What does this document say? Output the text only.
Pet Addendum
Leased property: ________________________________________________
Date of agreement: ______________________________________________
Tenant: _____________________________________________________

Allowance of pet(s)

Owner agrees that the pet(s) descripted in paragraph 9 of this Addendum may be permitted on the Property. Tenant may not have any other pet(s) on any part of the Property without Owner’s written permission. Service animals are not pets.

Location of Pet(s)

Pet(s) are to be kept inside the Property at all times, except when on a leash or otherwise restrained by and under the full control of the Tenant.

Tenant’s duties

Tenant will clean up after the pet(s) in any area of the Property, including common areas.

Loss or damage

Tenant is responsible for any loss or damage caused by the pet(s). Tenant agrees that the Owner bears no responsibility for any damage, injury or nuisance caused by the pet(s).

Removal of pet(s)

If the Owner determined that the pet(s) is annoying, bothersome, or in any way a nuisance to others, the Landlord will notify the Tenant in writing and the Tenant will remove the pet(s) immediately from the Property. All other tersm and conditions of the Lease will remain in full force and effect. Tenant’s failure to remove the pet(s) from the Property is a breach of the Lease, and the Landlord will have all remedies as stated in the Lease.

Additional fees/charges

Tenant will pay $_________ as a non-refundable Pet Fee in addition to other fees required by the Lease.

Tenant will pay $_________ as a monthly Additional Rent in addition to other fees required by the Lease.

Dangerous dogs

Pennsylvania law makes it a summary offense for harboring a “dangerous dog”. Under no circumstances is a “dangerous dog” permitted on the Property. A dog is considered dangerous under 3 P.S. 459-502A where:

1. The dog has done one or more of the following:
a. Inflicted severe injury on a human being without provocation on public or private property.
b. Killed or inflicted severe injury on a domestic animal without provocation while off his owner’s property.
——
Return only those lines of the records that contain the string "damage".

Loss or damage
Tenant is responsible for any loss or damage caused by the pet(s). Tenant agrees that the Owner bears no responsibility for any damage, injury or nuisance caused by the pet(s).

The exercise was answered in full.